[PROBLEM STATEMENT] Gather all lines in the entries that include the word "houses".

(Figure collection entries)
++++++++++

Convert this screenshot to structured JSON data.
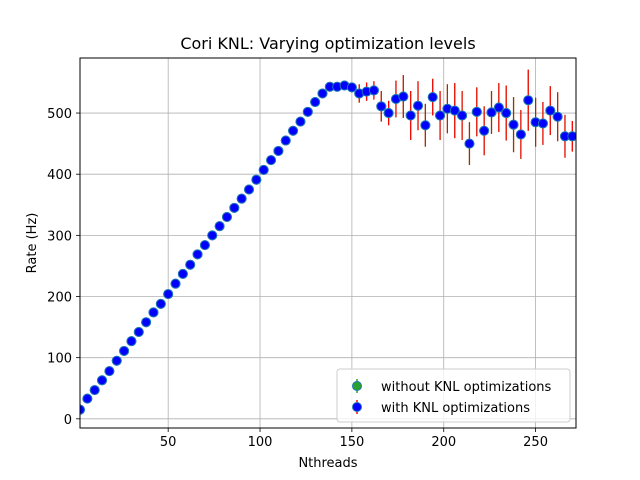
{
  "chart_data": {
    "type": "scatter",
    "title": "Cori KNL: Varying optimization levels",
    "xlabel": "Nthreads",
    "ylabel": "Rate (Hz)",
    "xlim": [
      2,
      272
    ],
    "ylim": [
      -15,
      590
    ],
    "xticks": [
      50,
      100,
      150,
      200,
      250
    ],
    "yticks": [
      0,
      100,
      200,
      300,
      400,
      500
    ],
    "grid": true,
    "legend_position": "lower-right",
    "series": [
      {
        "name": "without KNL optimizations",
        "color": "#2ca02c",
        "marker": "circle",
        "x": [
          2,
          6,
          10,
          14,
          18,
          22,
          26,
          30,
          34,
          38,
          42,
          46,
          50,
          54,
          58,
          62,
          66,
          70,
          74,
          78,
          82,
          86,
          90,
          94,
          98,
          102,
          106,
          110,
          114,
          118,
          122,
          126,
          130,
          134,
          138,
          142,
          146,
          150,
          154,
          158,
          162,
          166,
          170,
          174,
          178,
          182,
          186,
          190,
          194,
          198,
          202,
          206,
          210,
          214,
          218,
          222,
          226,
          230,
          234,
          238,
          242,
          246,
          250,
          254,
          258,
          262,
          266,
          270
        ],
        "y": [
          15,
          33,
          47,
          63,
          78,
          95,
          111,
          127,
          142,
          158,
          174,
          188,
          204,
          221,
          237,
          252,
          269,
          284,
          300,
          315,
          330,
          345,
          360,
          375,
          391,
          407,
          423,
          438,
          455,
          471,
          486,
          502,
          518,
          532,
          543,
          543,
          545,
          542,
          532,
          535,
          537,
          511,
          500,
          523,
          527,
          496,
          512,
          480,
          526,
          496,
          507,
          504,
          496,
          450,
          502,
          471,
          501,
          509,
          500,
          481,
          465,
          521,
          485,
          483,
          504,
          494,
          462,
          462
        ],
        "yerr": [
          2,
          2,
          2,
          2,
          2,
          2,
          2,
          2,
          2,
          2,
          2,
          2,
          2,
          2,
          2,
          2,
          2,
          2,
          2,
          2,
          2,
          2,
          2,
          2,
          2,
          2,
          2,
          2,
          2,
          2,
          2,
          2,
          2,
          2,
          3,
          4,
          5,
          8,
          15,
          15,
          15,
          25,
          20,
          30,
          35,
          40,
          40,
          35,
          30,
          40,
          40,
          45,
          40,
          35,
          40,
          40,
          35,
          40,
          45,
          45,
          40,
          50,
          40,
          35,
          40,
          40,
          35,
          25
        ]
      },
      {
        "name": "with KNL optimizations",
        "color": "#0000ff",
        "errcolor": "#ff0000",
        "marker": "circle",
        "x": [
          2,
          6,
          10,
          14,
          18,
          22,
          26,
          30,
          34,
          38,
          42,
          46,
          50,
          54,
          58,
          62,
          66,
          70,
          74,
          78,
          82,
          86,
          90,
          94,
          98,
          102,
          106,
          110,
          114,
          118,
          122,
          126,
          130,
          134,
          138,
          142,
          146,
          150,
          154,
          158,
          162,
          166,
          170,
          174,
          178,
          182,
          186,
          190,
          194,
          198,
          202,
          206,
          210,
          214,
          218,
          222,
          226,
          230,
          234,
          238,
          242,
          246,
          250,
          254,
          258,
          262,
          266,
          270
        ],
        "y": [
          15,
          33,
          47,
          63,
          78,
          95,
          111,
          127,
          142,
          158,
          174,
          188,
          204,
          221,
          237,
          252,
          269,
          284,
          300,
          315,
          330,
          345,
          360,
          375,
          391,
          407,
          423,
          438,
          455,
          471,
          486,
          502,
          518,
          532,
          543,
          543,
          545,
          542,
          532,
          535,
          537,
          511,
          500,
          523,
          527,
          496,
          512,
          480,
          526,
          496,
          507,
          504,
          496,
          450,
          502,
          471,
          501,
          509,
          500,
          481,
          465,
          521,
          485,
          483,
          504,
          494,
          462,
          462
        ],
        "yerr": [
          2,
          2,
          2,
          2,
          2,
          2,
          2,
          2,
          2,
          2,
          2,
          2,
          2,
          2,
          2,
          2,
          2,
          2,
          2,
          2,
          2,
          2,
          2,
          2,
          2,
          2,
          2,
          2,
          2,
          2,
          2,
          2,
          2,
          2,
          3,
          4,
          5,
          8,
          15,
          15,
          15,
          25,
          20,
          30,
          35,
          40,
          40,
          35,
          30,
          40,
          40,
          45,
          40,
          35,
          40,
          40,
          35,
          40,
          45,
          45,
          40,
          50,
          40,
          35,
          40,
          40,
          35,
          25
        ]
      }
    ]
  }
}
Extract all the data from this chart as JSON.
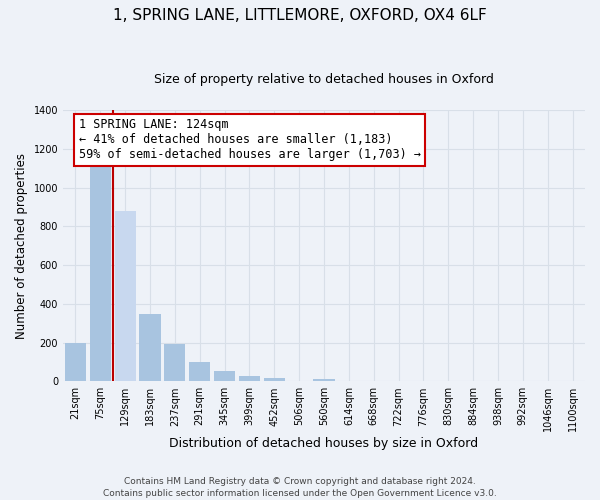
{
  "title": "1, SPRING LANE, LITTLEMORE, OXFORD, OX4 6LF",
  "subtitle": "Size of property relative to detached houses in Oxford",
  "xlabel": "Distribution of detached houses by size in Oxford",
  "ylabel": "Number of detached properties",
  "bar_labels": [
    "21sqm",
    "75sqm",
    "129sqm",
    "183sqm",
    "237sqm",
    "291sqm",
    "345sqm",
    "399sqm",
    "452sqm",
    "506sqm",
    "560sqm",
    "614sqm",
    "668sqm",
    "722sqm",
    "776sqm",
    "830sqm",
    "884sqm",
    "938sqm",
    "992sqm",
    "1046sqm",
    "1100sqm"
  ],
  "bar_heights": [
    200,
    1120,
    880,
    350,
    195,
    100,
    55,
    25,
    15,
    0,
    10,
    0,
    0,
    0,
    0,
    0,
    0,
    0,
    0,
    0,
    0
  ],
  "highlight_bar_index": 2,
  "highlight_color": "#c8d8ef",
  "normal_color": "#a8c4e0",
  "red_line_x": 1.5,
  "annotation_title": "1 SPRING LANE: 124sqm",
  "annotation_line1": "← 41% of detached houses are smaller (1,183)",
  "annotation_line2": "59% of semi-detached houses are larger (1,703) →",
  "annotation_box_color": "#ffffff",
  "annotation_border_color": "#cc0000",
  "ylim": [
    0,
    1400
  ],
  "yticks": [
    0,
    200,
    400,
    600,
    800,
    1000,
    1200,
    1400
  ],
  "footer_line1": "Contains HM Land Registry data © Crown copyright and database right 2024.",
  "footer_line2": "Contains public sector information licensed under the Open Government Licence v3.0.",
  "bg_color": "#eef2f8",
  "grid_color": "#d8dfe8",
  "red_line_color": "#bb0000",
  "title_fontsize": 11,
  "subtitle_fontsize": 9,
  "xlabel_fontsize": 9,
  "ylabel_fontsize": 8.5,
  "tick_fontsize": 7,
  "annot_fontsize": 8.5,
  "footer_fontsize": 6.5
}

++++++++++

[TASK RESULT]
  "subtitle": "Size of property relative to detached houses in Oxford",
  "xlabel": "Distribution of detached houses by size in Oxford",
  "annotation_line1": "← 41% of detached houses are smaller (1,183)",
  "annotation_line2": "59% of semi-detached houses are larger (1,703) →",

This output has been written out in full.